_Your objective_
Please quote the items below, starting at the line containing "y-axis-title: Rape Arrests" and stopping after the line containing "bar-california (206, 166, 232, 720)".

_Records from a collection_
*****
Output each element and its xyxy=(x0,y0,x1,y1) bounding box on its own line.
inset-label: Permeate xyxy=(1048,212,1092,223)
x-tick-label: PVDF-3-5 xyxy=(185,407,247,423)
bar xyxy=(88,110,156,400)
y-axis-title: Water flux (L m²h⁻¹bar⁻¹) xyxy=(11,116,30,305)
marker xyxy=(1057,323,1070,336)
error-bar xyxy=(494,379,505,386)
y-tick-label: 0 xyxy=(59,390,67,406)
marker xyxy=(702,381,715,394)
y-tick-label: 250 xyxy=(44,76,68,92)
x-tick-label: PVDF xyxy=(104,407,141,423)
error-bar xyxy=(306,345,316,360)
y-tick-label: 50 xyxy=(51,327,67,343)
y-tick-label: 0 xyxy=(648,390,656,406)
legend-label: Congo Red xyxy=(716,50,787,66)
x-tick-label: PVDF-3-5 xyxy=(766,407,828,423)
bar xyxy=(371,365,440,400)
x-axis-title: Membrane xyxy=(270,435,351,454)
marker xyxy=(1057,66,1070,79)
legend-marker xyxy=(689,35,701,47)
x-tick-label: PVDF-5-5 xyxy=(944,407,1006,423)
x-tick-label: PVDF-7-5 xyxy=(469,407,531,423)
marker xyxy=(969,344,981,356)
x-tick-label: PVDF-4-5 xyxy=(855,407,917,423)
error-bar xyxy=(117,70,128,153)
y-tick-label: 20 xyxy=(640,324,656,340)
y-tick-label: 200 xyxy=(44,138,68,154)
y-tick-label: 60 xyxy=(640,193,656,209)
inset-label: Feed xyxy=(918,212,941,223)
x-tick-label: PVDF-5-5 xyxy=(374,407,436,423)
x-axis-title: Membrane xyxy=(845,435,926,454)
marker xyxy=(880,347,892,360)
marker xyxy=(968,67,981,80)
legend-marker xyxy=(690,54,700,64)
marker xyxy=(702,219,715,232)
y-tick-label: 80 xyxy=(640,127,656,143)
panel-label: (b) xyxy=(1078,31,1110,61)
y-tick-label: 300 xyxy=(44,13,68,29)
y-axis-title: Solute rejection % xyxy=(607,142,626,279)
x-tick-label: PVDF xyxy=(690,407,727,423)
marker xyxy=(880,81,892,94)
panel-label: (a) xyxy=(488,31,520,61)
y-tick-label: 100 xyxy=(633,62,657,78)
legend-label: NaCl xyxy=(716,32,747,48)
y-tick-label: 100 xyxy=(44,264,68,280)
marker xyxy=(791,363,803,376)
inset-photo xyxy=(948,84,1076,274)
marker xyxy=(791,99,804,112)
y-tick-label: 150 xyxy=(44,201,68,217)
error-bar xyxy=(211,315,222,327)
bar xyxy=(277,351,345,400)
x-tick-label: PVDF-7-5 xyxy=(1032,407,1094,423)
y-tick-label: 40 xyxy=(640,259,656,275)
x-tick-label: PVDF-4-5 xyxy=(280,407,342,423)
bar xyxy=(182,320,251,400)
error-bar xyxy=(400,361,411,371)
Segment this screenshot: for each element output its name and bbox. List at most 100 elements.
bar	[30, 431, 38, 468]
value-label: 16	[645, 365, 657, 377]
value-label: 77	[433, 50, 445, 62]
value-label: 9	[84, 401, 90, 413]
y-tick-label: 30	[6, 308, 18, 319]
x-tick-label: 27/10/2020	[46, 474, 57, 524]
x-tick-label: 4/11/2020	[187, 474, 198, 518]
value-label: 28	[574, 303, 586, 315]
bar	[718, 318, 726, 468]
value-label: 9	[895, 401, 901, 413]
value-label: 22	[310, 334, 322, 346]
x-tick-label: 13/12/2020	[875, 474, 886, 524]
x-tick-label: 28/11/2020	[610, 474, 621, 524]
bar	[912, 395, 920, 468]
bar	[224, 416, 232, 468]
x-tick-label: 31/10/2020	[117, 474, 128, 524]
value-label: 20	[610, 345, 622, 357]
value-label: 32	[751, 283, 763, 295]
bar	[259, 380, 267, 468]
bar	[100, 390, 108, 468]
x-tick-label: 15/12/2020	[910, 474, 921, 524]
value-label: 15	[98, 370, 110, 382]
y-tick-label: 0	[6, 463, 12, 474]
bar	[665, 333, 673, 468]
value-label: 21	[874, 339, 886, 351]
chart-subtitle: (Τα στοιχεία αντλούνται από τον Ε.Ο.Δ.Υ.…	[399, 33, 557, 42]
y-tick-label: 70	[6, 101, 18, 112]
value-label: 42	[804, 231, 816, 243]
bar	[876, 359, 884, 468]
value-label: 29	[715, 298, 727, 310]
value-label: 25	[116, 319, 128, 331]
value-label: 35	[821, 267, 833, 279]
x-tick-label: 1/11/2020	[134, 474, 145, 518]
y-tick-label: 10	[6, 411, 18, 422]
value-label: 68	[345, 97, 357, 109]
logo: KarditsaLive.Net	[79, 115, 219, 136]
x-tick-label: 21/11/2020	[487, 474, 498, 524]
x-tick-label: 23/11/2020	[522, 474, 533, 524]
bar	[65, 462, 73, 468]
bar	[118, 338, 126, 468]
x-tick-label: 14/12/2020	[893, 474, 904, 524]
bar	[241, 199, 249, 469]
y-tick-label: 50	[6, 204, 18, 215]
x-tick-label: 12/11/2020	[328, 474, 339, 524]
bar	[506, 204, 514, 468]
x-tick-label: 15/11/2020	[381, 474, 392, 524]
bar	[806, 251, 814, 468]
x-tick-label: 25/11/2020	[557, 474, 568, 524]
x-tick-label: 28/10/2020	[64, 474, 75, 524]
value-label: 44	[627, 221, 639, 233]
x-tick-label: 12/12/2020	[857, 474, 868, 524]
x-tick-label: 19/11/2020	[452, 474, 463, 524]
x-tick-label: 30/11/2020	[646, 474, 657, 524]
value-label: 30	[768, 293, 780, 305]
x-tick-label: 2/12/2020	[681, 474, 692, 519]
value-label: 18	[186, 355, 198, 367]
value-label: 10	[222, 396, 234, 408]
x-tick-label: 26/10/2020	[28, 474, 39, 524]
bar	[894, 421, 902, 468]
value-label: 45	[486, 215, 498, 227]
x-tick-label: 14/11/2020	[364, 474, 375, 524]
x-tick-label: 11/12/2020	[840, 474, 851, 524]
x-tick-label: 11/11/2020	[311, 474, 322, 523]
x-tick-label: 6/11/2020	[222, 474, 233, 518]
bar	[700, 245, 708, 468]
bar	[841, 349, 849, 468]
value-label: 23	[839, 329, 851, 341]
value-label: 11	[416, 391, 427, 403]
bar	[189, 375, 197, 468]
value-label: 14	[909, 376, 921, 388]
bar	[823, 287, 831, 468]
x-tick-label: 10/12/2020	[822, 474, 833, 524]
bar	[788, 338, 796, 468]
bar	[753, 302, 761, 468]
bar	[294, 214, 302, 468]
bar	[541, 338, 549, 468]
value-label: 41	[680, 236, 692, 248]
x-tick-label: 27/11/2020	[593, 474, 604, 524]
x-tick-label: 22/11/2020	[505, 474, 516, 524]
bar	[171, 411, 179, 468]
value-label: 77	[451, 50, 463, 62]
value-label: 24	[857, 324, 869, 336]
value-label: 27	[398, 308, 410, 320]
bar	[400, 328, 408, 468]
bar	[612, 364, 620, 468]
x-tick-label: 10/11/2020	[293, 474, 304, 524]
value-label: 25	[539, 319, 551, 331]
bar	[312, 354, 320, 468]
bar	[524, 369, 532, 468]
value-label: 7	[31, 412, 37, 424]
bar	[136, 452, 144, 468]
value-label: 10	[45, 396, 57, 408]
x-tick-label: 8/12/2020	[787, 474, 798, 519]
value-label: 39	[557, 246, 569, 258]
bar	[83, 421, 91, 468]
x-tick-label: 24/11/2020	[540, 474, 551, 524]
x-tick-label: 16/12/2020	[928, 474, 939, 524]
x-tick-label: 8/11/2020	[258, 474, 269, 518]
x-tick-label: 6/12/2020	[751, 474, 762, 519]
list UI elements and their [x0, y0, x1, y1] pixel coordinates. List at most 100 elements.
*****
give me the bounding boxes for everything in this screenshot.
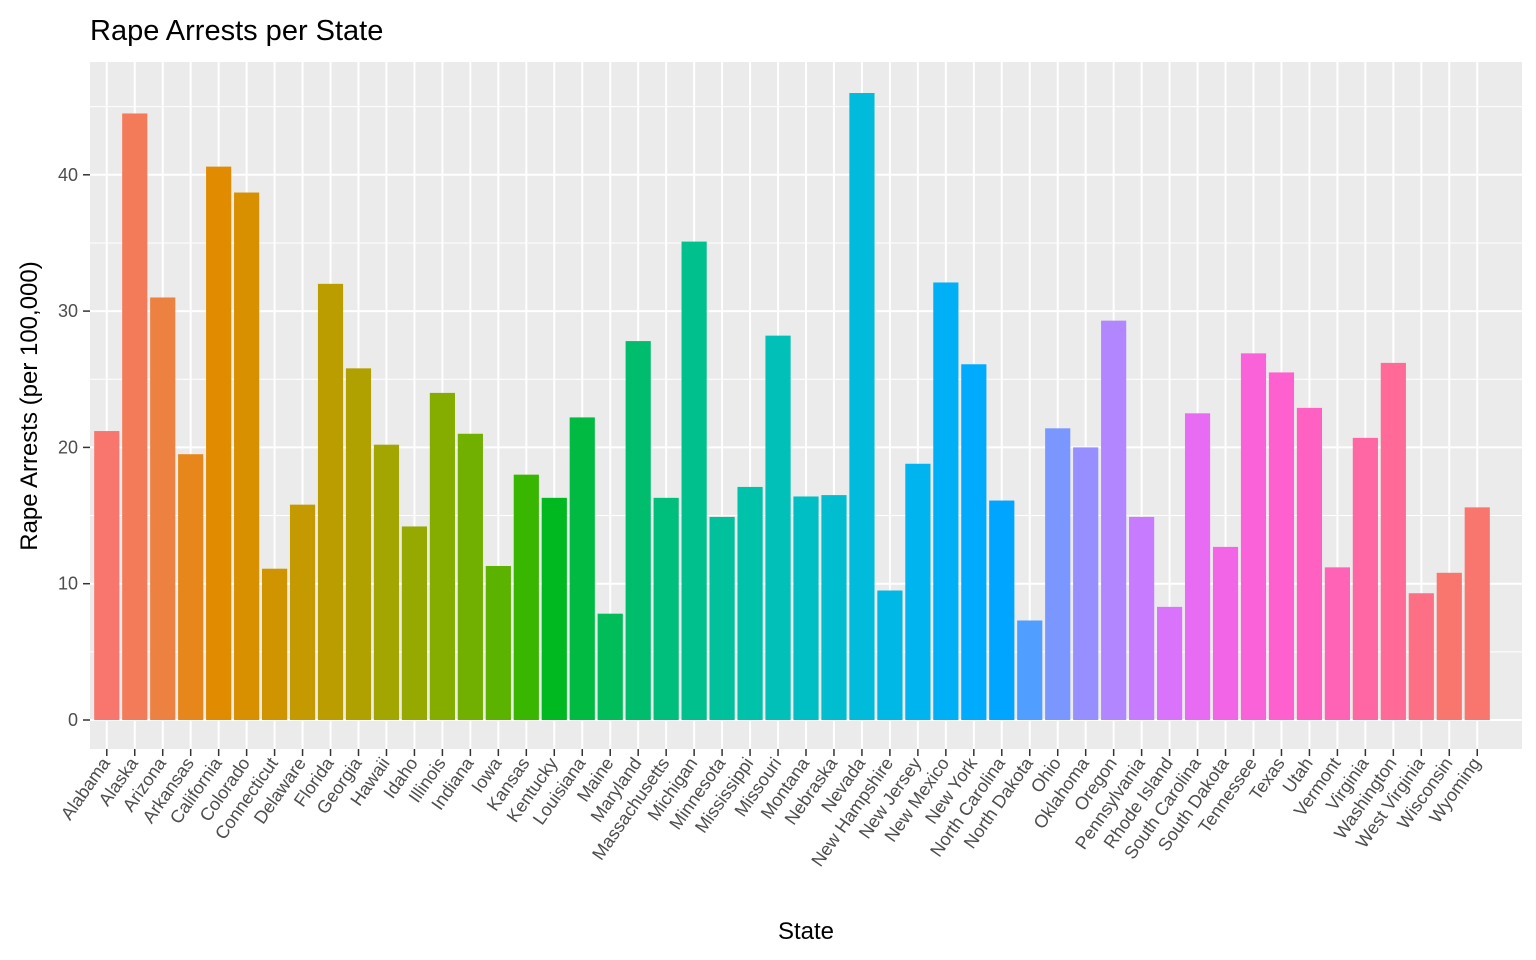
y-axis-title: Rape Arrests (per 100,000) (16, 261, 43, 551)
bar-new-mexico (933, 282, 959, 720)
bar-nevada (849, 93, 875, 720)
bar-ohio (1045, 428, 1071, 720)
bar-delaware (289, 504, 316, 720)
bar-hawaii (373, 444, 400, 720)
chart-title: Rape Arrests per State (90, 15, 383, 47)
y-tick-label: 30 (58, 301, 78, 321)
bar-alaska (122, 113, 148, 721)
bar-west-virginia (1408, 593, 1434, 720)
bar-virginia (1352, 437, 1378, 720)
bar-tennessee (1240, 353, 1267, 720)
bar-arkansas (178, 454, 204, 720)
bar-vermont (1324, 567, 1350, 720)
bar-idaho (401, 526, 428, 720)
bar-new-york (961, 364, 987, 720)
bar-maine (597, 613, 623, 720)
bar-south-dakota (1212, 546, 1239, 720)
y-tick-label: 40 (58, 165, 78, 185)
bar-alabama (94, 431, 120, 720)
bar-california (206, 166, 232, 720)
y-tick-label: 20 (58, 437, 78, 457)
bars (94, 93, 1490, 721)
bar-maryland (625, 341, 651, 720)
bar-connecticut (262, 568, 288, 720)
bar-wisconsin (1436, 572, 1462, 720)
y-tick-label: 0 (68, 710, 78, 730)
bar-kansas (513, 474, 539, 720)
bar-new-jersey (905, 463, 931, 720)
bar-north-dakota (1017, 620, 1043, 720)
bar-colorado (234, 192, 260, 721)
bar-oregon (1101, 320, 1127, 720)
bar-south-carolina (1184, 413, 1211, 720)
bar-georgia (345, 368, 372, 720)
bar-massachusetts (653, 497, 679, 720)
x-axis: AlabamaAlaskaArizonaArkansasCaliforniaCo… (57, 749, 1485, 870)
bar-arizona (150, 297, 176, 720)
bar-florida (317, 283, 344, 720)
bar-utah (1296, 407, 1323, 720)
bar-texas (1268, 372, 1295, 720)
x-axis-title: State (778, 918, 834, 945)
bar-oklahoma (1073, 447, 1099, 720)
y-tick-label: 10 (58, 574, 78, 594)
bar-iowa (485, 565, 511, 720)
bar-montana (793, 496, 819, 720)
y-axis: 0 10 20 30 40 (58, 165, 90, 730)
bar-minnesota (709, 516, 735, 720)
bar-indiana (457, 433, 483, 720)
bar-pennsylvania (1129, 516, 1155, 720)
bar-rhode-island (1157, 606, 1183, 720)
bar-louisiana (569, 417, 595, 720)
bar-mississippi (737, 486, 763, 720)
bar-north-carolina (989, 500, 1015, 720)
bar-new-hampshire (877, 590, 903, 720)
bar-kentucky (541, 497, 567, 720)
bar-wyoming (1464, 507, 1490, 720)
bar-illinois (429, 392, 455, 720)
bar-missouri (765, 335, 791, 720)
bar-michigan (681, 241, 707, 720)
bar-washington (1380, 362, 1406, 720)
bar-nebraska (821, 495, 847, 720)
*****
_Answer_
y-axis-title: Rape Arrests (per 100,000) (16, 261, 43, 551)
bar-new-mexico (933, 282, 959, 720)
bar-nevada (849, 93, 875, 720)
bar-ohio (1045, 428, 1071, 720)
bar-delaware (289, 504, 316, 720)
bar-hawaii (373, 444, 400, 720)
chart-title: Rape Arrests per State (90, 15, 383, 47)
y-tick-label: 30 (58, 301, 78, 321)
bar-alaska (122, 113, 148, 721)
bar-west-virginia (1408, 593, 1434, 720)
bar-virginia (1352, 437, 1378, 720)
bar-tennessee (1240, 353, 1267, 720)
bar-arkansas (178, 454, 204, 720)
bar-vermont (1324, 567, 1350, 720)
bar-idaho (401, 526, 428, 720)
bar-new-york (961, 364, 987, 720)
bar-maine (597, 613, 623, 720)
bar-south-dakota (1212, 546, 1239, 720)
y-tick-label: 40 (58, 165, 78, 185)
bar-alabama (94, 431, 120, 720)
bar-california (206, 166, 232, 720)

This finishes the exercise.